** BEGIN Exercise data **

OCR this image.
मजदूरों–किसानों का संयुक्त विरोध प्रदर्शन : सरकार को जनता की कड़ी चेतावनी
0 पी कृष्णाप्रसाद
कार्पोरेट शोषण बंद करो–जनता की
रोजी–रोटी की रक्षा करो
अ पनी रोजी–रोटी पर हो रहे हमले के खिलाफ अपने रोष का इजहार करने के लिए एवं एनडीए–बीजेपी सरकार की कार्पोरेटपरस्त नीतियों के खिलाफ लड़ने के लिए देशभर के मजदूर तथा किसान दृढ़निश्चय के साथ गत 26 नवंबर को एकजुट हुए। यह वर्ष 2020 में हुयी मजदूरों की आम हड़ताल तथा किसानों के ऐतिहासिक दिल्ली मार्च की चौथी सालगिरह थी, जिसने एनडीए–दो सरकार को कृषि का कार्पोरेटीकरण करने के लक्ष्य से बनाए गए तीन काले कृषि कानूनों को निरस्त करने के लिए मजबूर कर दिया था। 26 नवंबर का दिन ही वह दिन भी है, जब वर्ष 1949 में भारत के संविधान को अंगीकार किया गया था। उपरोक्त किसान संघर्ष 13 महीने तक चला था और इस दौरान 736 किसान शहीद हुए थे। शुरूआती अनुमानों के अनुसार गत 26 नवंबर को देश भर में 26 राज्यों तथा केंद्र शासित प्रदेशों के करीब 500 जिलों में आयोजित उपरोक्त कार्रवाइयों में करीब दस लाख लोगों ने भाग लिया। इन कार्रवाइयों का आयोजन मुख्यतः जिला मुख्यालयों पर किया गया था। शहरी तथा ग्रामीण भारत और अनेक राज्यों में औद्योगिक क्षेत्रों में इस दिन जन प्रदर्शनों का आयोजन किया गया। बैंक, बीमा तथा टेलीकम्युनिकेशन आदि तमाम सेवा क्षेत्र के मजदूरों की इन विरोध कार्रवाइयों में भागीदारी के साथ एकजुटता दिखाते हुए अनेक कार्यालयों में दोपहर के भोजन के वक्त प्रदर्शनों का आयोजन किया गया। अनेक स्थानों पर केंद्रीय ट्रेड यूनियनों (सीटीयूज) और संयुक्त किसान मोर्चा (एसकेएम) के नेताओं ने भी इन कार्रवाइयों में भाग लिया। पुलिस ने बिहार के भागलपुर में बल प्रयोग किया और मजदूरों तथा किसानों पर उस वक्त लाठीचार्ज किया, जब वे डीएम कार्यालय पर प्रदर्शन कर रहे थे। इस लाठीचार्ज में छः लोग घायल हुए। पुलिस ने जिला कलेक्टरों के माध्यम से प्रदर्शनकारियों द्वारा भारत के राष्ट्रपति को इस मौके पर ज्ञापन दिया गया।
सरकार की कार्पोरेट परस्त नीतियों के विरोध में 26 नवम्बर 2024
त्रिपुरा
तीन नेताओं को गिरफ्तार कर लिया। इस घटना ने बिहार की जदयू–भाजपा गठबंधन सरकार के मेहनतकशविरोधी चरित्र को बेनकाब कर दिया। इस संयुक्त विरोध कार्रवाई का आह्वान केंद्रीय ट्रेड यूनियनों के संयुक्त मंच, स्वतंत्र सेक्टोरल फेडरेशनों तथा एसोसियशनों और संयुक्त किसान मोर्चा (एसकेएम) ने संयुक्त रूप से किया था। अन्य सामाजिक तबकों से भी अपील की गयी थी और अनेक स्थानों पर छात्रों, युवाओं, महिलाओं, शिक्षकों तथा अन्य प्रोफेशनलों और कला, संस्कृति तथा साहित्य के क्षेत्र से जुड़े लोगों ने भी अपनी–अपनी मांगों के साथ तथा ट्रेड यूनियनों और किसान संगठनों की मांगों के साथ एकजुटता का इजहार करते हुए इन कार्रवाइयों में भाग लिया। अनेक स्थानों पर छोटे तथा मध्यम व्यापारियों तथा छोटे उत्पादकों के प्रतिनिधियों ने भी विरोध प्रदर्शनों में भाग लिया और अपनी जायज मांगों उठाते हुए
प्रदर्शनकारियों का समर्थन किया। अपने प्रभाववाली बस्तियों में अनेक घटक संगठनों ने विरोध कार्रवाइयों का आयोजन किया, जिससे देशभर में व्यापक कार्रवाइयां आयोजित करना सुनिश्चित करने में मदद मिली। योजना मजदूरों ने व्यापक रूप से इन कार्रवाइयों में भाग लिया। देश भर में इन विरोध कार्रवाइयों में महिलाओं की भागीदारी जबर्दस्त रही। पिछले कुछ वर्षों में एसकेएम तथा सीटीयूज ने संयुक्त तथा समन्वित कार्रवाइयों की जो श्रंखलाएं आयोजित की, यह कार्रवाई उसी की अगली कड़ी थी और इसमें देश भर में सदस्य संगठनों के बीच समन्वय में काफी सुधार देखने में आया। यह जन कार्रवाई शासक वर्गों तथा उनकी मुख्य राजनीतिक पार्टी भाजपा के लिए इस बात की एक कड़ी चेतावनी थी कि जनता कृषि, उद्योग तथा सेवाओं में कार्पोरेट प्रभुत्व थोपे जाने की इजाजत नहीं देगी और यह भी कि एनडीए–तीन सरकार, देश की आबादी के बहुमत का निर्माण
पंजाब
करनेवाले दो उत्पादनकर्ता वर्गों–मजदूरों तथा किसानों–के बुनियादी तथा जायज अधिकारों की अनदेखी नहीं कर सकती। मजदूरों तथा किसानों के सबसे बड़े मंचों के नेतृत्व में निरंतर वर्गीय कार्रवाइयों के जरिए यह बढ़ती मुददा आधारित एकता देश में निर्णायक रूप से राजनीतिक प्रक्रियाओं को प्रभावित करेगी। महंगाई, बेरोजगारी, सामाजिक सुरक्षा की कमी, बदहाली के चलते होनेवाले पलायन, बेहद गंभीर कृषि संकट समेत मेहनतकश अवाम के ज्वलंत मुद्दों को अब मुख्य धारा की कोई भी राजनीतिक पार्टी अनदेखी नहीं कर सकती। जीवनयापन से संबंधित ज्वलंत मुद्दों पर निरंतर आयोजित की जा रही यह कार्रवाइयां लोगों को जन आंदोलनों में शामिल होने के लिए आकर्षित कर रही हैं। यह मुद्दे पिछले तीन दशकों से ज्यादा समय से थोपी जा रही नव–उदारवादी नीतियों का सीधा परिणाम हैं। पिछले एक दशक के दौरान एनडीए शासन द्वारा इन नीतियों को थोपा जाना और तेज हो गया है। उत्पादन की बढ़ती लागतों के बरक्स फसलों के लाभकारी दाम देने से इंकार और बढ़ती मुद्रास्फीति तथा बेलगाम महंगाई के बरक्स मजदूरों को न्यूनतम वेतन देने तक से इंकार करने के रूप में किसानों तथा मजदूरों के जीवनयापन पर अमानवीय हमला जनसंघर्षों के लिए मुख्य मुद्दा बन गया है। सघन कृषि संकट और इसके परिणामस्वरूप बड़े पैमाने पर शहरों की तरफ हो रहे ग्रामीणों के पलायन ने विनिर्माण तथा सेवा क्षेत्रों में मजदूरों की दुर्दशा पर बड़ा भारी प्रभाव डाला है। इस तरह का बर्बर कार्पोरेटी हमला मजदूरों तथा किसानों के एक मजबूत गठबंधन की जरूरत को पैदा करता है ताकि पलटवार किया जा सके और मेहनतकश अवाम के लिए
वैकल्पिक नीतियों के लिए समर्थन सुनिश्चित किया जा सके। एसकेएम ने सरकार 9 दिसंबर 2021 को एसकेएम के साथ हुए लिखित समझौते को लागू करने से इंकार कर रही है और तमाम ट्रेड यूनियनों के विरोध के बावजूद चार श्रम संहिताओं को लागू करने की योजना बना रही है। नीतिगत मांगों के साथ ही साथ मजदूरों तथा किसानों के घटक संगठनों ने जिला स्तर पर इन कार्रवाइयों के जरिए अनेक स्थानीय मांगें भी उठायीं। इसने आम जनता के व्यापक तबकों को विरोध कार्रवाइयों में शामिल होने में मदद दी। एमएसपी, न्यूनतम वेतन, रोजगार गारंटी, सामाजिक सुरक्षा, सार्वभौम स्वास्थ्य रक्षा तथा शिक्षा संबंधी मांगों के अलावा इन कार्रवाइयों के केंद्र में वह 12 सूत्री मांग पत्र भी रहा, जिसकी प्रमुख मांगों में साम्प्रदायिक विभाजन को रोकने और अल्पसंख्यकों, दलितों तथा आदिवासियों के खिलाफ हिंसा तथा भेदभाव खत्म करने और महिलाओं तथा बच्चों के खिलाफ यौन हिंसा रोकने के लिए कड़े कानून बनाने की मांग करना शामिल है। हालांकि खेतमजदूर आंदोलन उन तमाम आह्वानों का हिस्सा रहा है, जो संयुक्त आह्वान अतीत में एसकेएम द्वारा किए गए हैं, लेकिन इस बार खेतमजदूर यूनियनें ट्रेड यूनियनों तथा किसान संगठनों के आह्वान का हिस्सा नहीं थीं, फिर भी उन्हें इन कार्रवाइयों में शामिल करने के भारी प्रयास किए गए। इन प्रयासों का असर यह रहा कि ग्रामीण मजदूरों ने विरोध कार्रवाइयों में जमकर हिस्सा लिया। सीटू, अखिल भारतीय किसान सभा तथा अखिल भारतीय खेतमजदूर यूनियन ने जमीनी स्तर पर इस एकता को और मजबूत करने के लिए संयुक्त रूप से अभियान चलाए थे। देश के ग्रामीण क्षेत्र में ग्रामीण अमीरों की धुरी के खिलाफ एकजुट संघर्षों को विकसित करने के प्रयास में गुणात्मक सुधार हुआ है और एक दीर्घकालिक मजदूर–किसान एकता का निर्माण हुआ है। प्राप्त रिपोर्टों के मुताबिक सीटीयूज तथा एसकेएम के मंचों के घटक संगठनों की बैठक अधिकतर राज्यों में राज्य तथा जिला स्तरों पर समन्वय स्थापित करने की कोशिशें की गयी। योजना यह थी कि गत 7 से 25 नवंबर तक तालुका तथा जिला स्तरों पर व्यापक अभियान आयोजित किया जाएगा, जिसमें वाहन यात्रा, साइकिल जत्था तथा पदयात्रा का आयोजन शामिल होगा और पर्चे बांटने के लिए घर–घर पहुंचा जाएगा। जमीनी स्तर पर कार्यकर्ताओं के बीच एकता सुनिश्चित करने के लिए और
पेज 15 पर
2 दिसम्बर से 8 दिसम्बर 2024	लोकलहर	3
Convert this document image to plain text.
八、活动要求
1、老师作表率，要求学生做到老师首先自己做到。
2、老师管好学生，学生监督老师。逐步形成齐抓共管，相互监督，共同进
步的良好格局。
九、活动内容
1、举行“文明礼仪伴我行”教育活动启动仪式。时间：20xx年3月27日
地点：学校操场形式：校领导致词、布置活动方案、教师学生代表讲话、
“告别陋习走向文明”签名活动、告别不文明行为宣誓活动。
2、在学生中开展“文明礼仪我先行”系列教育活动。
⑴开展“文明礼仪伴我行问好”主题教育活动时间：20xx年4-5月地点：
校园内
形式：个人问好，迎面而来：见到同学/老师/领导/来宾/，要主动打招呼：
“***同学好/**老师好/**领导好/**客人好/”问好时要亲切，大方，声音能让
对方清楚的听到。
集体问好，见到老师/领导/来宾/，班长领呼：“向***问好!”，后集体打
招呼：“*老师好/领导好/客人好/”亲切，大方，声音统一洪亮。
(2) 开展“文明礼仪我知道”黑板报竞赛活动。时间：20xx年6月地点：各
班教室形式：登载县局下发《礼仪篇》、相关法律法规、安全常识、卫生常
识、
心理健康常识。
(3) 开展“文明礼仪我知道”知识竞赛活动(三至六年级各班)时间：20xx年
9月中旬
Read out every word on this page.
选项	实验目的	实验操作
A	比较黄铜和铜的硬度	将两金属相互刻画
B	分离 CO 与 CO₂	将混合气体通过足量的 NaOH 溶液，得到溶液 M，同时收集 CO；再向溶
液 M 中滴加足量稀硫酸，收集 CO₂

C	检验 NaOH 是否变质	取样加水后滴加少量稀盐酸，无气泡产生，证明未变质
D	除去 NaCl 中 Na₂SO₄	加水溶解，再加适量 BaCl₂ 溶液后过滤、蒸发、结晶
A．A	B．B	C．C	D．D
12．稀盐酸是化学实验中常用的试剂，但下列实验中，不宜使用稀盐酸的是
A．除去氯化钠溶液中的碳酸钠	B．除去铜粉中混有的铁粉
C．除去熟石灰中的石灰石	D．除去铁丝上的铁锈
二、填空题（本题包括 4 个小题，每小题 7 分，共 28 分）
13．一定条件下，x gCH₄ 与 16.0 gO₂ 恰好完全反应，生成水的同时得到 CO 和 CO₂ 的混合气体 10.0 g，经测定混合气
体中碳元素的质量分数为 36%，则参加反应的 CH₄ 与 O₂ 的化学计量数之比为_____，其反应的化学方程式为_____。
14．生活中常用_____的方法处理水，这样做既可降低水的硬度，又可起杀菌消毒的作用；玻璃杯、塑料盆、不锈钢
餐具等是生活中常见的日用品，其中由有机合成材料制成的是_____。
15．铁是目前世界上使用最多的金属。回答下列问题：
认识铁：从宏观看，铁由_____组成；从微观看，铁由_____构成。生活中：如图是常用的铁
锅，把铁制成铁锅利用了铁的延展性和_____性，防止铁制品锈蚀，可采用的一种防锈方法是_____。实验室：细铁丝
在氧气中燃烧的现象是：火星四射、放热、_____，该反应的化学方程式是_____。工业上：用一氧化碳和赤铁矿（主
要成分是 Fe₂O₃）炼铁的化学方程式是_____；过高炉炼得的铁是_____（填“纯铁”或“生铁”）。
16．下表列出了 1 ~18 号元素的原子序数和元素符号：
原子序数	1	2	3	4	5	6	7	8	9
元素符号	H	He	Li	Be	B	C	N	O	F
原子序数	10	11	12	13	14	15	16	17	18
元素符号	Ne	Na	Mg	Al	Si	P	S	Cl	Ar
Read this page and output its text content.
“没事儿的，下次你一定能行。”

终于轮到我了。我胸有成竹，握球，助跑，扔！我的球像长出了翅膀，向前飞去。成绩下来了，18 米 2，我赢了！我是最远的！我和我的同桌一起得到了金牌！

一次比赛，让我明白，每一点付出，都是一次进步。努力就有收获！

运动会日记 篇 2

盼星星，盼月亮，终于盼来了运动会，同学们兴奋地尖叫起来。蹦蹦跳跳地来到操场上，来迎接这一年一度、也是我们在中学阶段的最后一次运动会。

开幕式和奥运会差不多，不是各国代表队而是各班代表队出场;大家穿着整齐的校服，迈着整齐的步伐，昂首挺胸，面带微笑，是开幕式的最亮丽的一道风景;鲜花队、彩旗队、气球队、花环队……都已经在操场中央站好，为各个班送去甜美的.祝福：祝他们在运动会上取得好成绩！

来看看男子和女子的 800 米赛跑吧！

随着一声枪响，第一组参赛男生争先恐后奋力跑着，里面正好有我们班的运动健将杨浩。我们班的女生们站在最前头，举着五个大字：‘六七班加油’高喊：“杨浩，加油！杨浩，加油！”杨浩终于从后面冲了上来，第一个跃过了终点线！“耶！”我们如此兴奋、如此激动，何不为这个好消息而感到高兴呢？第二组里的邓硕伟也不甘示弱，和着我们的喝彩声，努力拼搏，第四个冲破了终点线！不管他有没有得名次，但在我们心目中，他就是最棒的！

** END Exercise data **

## Task objective
Extract the closing run of lines, starting with the one containing "Read this page and output its text content." and ending at the last, exactly as written.

## Result of the task
Read this page and output its text content.
“没事儿的，下次你一定能行。”

终于轮到我了。我胸有成竹，握球，助跑，扔！我的球像长出了翅膀，向前飞去。成绩下来了，18 米 2，我赢了！我是最远的！我和我的同桌一起得到了金牌！

一次比赛，让我明白，每一点付出，都是一次进步。努力就有收获！

运动会日记 篇 2

盼星星，盼月亮，终于盼来了运动会，同学们兴奋地尖叫起来。蹦蹦跳跳地来到操场上，来迎接这一年一度、也是我们在中学阶段的最后一次运动会。

开幕式和奥运会差不多，不是各国代表队而是各班代表队出场;大家穿着整齐的校服，迈着整齐的步伐，昂首挺胸，面带微笑，是开幕式的最亮丽的一道风景;鲜花队、彩旗队、气球队、花环队……都已经在操场中央站好，为各个班送去甜美的.祝福：祝他们在运动会上取得好成绩！

来看看男子和女子的 800 米赛跑吧！

随着一声枪响，第一组参赛男生争先恐后奋力跑着，里面正好有我们班的运动健将杨浩。我们班的女生们站在最前头，举着五个大字：‘六七班加油’高喊：“杨浩，加油！杨浩，加油！”杨浩终于从后面冲了上来，第一个跃过了终点线！“耶！”我们如此兴奋、如此激动，何不为这个好消息而感到高兴呢？第二组里的邓硕伟也不甘示弱，和着我们的喝彩声，努力拼搏，第四个冲破了终点线！不管他有没有得名次，但在我们心目中，他就是最棒的！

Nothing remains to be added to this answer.